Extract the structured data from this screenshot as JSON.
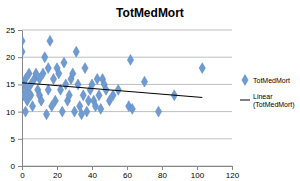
{
  "chart_data": {
    "type": "scatter",
    "title": "TotMedMort",
    "xlim": [
      0,
      120
    ],
    "xticks": [
      0,
      20,
      40,
      60,
      80,
      100,
      120
    ],
    "ylim": [
      0,
      25
    ],
    "yticks": [
      0,
      5,
      10,
      15,
      20,
      25
    ],
    "grid": true,
    "legend": "right",
    "series": [
      {
        "name": "TotMedMort",
        "type": "scatter",
        "marker": "diamond",
        "color": "#6e9bd4",
        "x": [
          0,
          0,
          1,
          1,
          2,
          2,
          3,
          3,
          4,
          5,
          5,
          6,
          7,
          8,
          9,
          10,
          10,
          11,
          12,
          13,
          14,
          15,
          15,
          16,
          17,
          18,
          19,
          20,
          21,
          22,
          23,
          24,
          25,
          26,
          27,
          28,
          29,
          30,
          31,
          32,
          33,
          34,
          35,
          36,
          37,
          38,
          39,
          40,
          41,
          42,
          43,
          44,
          45,
          46,
          47,
          48,
          50,
          52,
          55,
          61,
          62,
          63,
          70,
          78,
          87,
          103
        ],
        "values": [
          21,
          23,
          15,
          13,
          10,
          16,
          14,
          12,
          17,
          13,
          15,
          11,
          16,
          17,
          14,
          13,
          16,
          12,
          17,
          20,
          9.5,
          18,
          14,
          23,
          11,
          16,
          12,
          18,
          17,
          14,
          10,
          19,
          15,
          12,
          13,
          16,
          17,
          10,
          21,
          15,
          11,
          9.5,
          13,
          18,
          10,
          12,
          14,
          15,
          12,
          11,
          16,
          13,
          10.5,
          16,
          15,
          14,
          12,
          13,
          14,
          11,
          19.5,
          10.5,
          15.5,
          10,
          13,
          18
        ]
      },
      {
        "name": "Linear (TotMedMort)",
        "type": "line",
        "line_style": "solid",
        "color": "#000000",
        "x": [
          0,
          103
        ],
        "values": [
          15.3,
          12.6
        ]
      }
    ]
  }
}
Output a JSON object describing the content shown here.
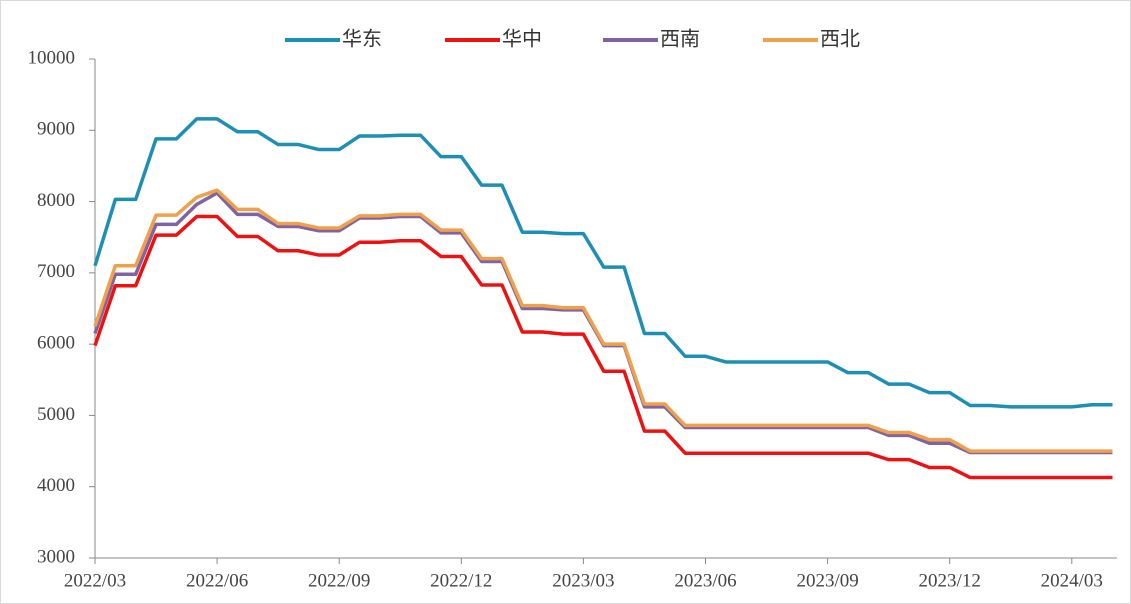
{
  "chart_data": {
    "type": "line",
    "categories": [
      "2022/03",
      null,
      null,
      null,
      null,
      null,
      "2022/06",
      null,
      null,
      null,
      null,
      null,
      "2022/09",
      null,
      null,
      null,
      null,
      null,
      "2022/12",
      null,
      null,
      null,
      null,
      null,
      "2023/03",
      null,
      null,
      null,
      null,
      null,
      "2023/06",
      null,
      null,
      null,
      null,
      null,
      "2023/09",
      null,
      null,
      null,
      null,
      null,
      "2023/12",
      null,
      null,
      null,
      null,
      null,
      "2024/03",
      null,
      null
    ],
    "series": [
      {
        "name": "华东",
        "color": "#1e8fb4",
        "values": [
          7100,
          8030,
          8030,
          8880,
          8880,
          9160,
          9160,
          8980,
          8980,
          8800,
          8800,
          8730,
          8730,
          8920,
          8920,
          8930,
          8930,
          8630,
          8630,
          8230,
          8230,
          7570,
          7570,
          7550,
          7550,
          7080,
          7080,
          6150,
          6150,
          5830,
          5830,
          5750,
          5750,
          5750,
          5750,
          5750,
          5750,
          5600,
          5600,
          5440,
          5440,
          5320,
          5320,
          5140,
          5140,
          5120,
          5120,
          5120,
          5120,
          5150,
          5150
        ]
      },
      {
        "name": "华中",
        "color": "#ee1111",
        "values": [
          5980,
          6820,
          6820,
          7530,
          7530,
          7790,
          7790,
          7510,
          7510,
          7310,
          7310,
          7250,
          7250,
          7430,
          7430,
          7450,
          7450,
          7230,
          7230,
          6830,
          6830,
          6170,
          6170,
          6140,
          6140,
          5620,
          5620,
          4780,
          4780,
          4470,
          4470,
          4470,
          4470,
          4470,
          4470,
          4470,
          4470,
          4470,
          4470,
          4380,
          4380,
          4270,
          4270,
          4130,
          4130,
          4130,
          4130,
          4130,
          4130,
          4130,
          4130
        ]
      },
      {
        "name": "西南",
        "color": "#8064a2",
        "values": [
          6150,
          6980,
          6980,
          7680,
          7680,
          7960,
          8120,
          7820,
          7820,
          7650,
          7650,
          7590,
          7590,
          7770,
          7770,
          7790,
          7790,
          7560,
          7560,
          7160,
          7160,
          6500,
          6500,
          6480,
          6480,
          5980,
          5980,
          5120,
          5120,
          4830,
          4830,
          4830,
          4830,
          4830,
          4830,
          4830,
          4830,
          4830,
          4830,
          4720,
          4720,
          4610,
          4610,
          4480,
          4480,
          4480,
          4480,
          4480,
          4480,
          4480,
          4480
        ]
      },
      {
        "name": "西北",
        "color": "#f0a04b",
        "values": [
          6250,
          7100,
          7100,
          7810,
          7810,
          8060,
          8160,
          7890,
          7890,
          7690,
          7690,
          7630,
          7630,
          7800,
          7800,
          7820,
          7820,
          7600,
          7600,
          7200,
          7200,
          6540,
          6540,
          6510,
          6510,
          6000,
          6000,
          5160,
          5160,
          4860,
          4860,
          4860,
          4860,
          4860,
          4860,
          4860,
          4860,
          4860,
          4860,
          4760,
          4760,
          4660,
          4660,
          4500,
          4500,
          4500,
          4500,
          4500,
          4500,
          4500,
          4500
        ]
      }
    ],
    "ylim": [
      3000,
      10000
    ],
    "yticks": [
      3000,
      4000,
      5000,
      6000,
      7000,
      8000,
      9000,
      10000
    ],
    "legend": "top"
  }
}
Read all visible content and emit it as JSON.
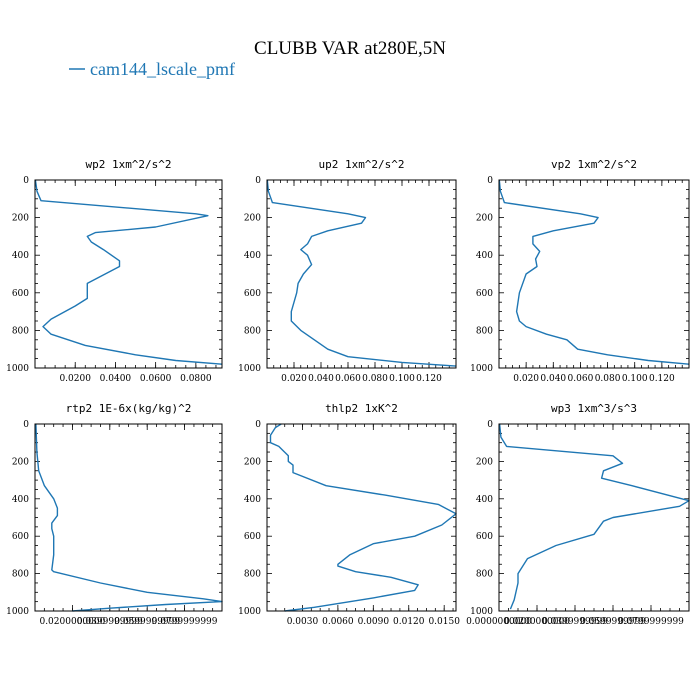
# # # #
Quote the records above in full, dropping each picture.

= CORRECT RESPONSE =
Extract the structured data from this screenshot as JSON.
{
  "chart_data": {
    "type": "scatter",
    "title": "TotMedMort",
    "xlim": [
      0,
      120
    ],
    "xticks": [
      0,
      20,
      40,
      60,
      80,
      100,
      120
    ],
    "ylim": [
      0,
      25
    ],
    "yticks": [
      0,
      5,
      10,
      15,
      20,
      25
    ],
    "grid": true,
    "legend": "right",
    "series": [
      {
        "name": "TotMedMort",
        "type": "scatter",
        "marker": "diamond",
        "color": "#6e9bd4",
        "x": [
          0,
          0,
          1,
          1,
          2,
          2,
          3,
          3,
          4,
          5,
          5,
          6,
          7,
          8,
          9,
          10,
          10,
          11,
          12,
          13,
          14,
          15,
          15,
          16,
          17,
          18,
          19,
          20,
          21,
          22,
          23,
          24,
          25,
          26,
          27,
          28,
          29,
          30,
          31,
          32,
          33,
          34,
          35,
          36,
          37,
          38,
          39,
          40,
          41,
          42,
          43,
          44,
          45,
          46,
          47,
          48,
          50,
          52,
          55,
          61,
          62,
          63,
          70,
          78,
          87,
          103
        ],
        "values": [
          21,
          23,
          15,
          13,
          10,
          16,
          14,
          12,
          17,
          13,
          15,
          11,
          16,
          17,
          14,
          13,
          16,
          12,
          17,
          20,
          9.5,
          18,
          14,
          23,
          11,
          16,
          12,
          18,
          17,
          14,
          10,
          19,
          15,
          12,
          13,
          16,
          17,
          10,
          21,
          15,
          11,
          9.5,
          13,
          18,
          10,
          12,
          14,
          15,
          12,
          11,
          16,
          13,
          10.5,
          16,
          15,
          14,
          12,
          13,
          14,
          11,
          19.5,
          10.5,
          15.5,
          10,
          13,
          18
        ]
      },
      {
        "name": "Linear (TotMedMort)",
        "type": "line",
        "line_style": "solid",
        "color": "#000000",
        "x": [
          0,
          103
        ],
        "values": [
          15.3,
          12.6
        ]
      }
    ]
  }
}
Output a JSON object describing the content shown here.
{
  "chart_data": {
    "type": "line",
    "categories": [
      "2022/03",
      null,
      null,
      null,
      null,
      null,
      "2022/06",
      null,
      null,
      null,
      null,
      null,
      "2022/09",
      null,
      null,
      null,
      null,
      null,
      "2022/12",
      null,
      null,
      null,
      null,
      null,
      "2023/03",
      null,
      null,
      null,
      null,
      null,
      "2023/06",
      null,
      null,
      null,
      null,
      null,
      "2023/09",
      null,
      null,
      null,
      null,
      null,
      "2023/12",
      null,
      null,
      null,
      null,
      null,
      "2024/03",
      null,
      null
    ],
    "series": [
      {
        "name": "华东",
        "color": "#1e8fb4",
        "values": [
          7100,
          8030,
          8030,
          8880,
          8880,
          9160,
          9160,
          8980,
          8980,
          8800,
          8800,
          8730,
          8730,
          8920,
          8920,
          8930,
          8930,
          8630,
          8630,
          8230,
          8230,
          7570,
          7570,
          7550,
          7550,
          7080,
          7080,
          6150,
          6150,
          5830,
          5830,
          5750,
          5750,
          5750,
          5750,
          5750,
          5750,
          5600,
          5600,
          5440,
          5440,
          5320,
          5320,
          5140,
          5140,
          5120,
          5120,
          5120,
          5120,
          5150,
          5150
        ]
      },
      {
        "name": "华中",
        "color": "#ee1111",
        "values": [
          5980,
          6820,
          6820,
          7530,
          7530,
          7790,
          7790,
          7510,
          7510,
          7310,
          7310,
          7250,
          7250,
          7430,
          7430,
          7450,
          7450,
          7230,
          7230,
          6830,
          6830,
          6170,
          6170,
          6140,
          6140,
          5620,
          5620,
          4780,
          4780,
          4470,
          4470,
          4470,
          4470,
          4470,
          4470,
          4470,
          4470,
          4470,
          4470,
          4380,
          4380,
          4270,
          4270,
          4130,
          4130,
          4130,
          4130,
          4130,
          4130,
          4130,
          4130
        ]
      },
      {
        "name": "西南",
        "color": "#8064a2",
        "values": [
          6150,
          6980,
          6980,
          7680,
          7680,
          7960,
          8120,
          7820,
          7820,
          7650,
          7650,
          7590,
          7590,
          7770,
          7770,
          7790,
          7790,
          7560,
          7560,
          7160,
          7160,
          6500,
          6500,
          6480,
          6480,
          5980,
          5980,
          5120,
          5120,
          4830,
          4830,
          4830,
          4830,
          4830,
          4830,
          4830,
          4830,
          4830,
          4830,
          4720,
          4720,
          4610,
          4610,
          4480,
          4480,
          4480,
          4480,
          4480,
          4480,
          4480,
          4480
        ]
      },
      {
        "name": "西北",
        "color": "#f0a04b",
        "values": [
          6250,
          7100,
          7100,
          7810,
          7810,
          8060,
          8160,
          7890,
          7890,
          7690,
          7690,
          7630,
          7630,
          7800,
          7800,
          7820,
          7820,
          7600,
          7600,
          7200,
          7200,
          6540,
          6540,
          6510,
          6510,
          6000,
          6000,
          5160,
          5160,
          4860,
          4860,
          4860,
          4860,
          4860,
          4860,
          4860,
          4860,
          4860,
          4860,
          4760,
          4760,
          4660,
          4660,
          4500,
          4500,
          4500,
          4500,
          4500,
          4500,
          4500,
          4500
        ]
      }
    ],
    "ylim": [
      3000,
      10000
    ],
    "yticks": [
      3000,
      4000,
      5000,
      6000,
      7000,
      8000,
      9000,
      10000
    ],
    "legend": "top"
  }
}
Read all visible content and emit it as JSON.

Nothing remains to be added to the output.